◆ **Directive**: Every line that includes the word "TRIP" is to be listed.

[Chart and figure data]
╔══
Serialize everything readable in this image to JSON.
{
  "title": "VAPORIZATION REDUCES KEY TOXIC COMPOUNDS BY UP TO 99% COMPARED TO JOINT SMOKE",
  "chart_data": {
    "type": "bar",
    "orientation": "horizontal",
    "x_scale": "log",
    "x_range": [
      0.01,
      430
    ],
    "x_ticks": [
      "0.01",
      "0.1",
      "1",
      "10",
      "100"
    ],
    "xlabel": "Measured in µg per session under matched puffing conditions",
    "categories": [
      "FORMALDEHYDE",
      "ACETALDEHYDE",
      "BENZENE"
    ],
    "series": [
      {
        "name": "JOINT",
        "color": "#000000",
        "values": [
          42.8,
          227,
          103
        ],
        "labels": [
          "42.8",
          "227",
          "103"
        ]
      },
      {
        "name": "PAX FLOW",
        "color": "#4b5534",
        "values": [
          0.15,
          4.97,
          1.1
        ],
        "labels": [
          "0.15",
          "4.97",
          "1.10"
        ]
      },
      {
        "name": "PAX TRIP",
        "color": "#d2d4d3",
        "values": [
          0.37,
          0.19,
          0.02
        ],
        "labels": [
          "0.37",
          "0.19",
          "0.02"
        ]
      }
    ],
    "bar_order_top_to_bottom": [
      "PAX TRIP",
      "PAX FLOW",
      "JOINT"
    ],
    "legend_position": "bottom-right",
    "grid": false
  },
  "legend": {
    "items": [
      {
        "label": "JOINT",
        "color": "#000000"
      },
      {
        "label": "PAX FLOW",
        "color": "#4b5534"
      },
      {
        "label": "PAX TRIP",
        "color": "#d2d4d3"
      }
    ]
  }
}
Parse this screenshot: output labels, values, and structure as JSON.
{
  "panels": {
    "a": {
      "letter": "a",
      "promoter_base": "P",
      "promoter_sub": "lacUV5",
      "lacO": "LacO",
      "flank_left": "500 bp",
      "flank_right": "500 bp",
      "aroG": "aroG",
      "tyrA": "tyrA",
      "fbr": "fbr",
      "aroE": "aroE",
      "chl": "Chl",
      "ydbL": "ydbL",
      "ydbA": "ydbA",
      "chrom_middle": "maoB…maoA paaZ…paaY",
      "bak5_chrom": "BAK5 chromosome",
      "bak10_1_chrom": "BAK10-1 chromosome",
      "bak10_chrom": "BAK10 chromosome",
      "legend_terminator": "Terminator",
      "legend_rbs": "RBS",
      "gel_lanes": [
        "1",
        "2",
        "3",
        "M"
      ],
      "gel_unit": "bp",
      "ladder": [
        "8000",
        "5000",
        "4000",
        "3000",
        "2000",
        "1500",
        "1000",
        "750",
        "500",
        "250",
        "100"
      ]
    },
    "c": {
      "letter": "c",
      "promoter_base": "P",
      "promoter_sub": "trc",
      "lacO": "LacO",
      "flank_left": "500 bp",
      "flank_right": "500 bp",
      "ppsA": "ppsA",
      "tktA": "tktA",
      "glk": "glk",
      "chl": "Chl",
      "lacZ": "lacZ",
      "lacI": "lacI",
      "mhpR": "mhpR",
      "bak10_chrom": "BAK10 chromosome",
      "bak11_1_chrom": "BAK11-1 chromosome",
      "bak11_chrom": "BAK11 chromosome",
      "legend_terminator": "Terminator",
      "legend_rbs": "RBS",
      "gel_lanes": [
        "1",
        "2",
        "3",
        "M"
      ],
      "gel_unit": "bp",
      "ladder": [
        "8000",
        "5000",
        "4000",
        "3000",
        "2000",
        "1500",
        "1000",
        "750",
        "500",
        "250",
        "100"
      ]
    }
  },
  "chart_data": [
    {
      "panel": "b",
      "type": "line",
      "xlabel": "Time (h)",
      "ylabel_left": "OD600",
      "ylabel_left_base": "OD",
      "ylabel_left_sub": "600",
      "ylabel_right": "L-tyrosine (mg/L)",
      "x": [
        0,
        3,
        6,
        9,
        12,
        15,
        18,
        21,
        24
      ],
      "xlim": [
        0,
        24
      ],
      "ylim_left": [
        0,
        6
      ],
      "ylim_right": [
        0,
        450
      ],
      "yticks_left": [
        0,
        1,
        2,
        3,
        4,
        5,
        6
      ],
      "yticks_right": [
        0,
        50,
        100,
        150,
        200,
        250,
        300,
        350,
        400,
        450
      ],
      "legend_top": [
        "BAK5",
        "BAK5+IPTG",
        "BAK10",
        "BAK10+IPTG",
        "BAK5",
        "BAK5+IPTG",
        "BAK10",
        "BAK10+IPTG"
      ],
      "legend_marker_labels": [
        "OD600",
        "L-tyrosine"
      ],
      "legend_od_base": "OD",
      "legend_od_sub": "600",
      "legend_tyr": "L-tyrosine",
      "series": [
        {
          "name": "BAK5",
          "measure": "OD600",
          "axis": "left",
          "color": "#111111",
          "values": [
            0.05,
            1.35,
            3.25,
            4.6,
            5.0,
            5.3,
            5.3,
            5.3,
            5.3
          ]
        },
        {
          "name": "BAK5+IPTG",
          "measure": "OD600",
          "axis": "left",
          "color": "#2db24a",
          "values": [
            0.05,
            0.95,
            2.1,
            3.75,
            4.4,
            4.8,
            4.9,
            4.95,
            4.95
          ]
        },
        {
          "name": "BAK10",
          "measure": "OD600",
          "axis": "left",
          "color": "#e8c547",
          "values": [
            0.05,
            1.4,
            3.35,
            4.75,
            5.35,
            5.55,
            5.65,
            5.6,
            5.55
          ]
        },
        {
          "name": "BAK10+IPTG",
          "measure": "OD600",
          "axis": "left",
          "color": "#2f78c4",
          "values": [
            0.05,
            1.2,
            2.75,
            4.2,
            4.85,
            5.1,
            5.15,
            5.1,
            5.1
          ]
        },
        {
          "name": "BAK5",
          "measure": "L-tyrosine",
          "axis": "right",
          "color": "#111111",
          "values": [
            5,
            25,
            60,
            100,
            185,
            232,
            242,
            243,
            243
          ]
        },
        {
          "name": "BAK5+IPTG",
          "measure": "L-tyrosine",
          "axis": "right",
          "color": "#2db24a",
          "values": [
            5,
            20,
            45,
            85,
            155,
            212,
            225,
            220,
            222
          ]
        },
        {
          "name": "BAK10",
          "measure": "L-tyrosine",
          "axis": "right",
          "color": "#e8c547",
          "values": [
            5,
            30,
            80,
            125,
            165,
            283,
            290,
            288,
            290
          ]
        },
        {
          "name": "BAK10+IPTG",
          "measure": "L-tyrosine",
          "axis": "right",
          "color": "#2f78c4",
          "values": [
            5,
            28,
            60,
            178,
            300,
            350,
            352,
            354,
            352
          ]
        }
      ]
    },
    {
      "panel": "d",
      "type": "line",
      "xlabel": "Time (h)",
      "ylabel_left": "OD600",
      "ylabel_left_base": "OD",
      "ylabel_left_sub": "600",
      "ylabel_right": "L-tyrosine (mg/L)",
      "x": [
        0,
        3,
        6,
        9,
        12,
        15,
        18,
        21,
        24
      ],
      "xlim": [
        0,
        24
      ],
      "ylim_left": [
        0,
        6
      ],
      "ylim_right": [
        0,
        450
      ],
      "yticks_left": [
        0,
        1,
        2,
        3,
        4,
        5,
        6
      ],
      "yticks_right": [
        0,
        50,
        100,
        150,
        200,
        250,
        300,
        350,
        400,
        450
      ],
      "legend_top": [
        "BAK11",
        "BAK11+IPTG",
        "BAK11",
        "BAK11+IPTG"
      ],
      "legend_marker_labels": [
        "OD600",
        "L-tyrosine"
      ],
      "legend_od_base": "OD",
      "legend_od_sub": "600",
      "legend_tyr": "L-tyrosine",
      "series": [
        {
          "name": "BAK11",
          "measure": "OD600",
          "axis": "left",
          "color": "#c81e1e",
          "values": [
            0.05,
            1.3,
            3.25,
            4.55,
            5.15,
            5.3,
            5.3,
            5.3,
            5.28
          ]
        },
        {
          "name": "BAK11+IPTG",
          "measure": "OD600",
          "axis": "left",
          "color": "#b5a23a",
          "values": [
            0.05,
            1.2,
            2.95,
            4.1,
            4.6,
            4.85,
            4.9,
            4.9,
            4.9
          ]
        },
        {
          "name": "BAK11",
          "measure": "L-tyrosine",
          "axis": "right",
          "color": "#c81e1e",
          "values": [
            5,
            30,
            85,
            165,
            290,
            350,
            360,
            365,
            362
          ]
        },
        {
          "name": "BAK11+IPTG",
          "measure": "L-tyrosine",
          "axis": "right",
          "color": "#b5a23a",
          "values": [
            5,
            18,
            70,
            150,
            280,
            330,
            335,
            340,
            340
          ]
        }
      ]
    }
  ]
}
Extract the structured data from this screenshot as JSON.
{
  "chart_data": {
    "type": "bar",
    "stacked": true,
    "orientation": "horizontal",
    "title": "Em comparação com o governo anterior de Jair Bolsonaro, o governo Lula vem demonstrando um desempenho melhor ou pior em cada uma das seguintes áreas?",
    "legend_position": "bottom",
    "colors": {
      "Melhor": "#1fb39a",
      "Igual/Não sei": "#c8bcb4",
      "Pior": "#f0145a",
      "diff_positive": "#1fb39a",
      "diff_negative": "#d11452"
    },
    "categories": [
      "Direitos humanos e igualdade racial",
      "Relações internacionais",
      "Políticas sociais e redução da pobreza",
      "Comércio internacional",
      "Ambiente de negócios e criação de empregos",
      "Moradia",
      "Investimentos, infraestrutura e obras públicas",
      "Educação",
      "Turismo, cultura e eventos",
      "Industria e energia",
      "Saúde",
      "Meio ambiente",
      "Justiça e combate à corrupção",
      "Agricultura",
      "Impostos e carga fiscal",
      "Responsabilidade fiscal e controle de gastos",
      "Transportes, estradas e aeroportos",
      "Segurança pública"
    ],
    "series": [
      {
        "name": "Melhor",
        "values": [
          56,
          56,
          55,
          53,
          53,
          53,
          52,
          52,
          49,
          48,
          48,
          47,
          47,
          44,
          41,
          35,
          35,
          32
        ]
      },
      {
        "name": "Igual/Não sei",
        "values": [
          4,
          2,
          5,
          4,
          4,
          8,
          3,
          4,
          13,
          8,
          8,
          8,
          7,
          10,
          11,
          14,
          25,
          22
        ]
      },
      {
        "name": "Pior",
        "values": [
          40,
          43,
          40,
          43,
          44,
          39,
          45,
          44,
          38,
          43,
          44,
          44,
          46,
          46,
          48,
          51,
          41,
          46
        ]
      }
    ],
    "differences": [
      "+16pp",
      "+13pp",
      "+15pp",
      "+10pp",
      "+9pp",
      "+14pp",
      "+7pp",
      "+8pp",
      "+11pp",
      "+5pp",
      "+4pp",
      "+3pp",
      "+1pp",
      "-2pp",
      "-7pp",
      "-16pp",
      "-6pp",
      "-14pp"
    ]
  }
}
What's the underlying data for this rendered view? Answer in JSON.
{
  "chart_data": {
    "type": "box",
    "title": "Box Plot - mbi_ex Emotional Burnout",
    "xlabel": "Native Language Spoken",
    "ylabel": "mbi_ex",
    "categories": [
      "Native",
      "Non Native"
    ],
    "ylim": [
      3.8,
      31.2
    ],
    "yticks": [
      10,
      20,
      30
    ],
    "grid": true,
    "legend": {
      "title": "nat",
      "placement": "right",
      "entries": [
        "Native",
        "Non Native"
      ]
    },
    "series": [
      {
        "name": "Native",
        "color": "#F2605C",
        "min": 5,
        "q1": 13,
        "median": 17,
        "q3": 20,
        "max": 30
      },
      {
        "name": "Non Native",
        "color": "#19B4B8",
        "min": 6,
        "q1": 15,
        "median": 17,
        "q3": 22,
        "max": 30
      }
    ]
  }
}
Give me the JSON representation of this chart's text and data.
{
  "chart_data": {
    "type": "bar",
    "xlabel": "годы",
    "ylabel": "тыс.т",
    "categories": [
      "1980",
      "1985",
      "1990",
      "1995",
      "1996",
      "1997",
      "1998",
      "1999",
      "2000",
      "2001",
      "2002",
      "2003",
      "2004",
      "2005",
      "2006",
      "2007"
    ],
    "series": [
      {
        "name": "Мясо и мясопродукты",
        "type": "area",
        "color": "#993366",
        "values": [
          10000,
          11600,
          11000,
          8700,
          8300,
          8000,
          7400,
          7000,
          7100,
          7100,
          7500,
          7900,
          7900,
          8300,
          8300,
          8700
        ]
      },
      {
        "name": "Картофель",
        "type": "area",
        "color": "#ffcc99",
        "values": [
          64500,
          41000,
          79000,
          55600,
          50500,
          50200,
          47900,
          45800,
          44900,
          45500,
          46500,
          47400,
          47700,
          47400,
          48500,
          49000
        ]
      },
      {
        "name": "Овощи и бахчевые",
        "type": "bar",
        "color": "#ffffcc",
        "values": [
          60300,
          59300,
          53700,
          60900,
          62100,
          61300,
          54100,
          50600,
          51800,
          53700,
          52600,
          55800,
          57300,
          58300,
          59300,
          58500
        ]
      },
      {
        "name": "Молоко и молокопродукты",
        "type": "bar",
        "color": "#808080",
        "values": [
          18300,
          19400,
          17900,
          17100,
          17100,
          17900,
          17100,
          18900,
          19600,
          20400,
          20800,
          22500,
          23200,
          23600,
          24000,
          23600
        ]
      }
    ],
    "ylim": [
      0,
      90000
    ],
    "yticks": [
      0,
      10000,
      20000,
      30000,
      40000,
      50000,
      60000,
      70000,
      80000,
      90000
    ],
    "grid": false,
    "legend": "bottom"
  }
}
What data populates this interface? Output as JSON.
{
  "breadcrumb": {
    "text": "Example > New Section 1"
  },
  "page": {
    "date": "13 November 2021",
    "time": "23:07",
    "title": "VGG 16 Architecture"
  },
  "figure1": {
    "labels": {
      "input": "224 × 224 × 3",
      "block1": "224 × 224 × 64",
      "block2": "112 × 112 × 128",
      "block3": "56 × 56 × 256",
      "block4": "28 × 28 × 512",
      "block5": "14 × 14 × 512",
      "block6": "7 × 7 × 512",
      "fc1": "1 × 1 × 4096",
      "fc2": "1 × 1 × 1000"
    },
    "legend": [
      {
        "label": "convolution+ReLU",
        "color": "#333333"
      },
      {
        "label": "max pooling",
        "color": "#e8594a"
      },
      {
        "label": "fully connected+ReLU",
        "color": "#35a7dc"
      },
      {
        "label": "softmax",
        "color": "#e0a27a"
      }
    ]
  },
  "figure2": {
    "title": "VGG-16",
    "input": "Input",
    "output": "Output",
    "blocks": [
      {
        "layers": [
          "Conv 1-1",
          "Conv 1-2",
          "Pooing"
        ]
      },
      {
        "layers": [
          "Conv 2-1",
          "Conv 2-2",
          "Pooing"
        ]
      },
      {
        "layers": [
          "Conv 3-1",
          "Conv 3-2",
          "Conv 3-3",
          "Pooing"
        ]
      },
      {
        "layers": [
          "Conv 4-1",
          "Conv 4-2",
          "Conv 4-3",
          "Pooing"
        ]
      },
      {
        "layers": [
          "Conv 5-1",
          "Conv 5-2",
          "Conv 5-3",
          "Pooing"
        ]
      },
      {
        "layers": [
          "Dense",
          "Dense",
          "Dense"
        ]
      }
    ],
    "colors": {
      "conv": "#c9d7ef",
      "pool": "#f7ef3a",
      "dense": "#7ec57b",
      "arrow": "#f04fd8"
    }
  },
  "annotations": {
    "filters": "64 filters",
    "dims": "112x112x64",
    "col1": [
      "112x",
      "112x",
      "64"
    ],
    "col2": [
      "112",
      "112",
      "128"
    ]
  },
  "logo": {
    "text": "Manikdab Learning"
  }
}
╚══
◆ **Exercise solution**:
        "name": "PAX TRIP",
      "PAX TRIP",
        "label": "PAX TRIP",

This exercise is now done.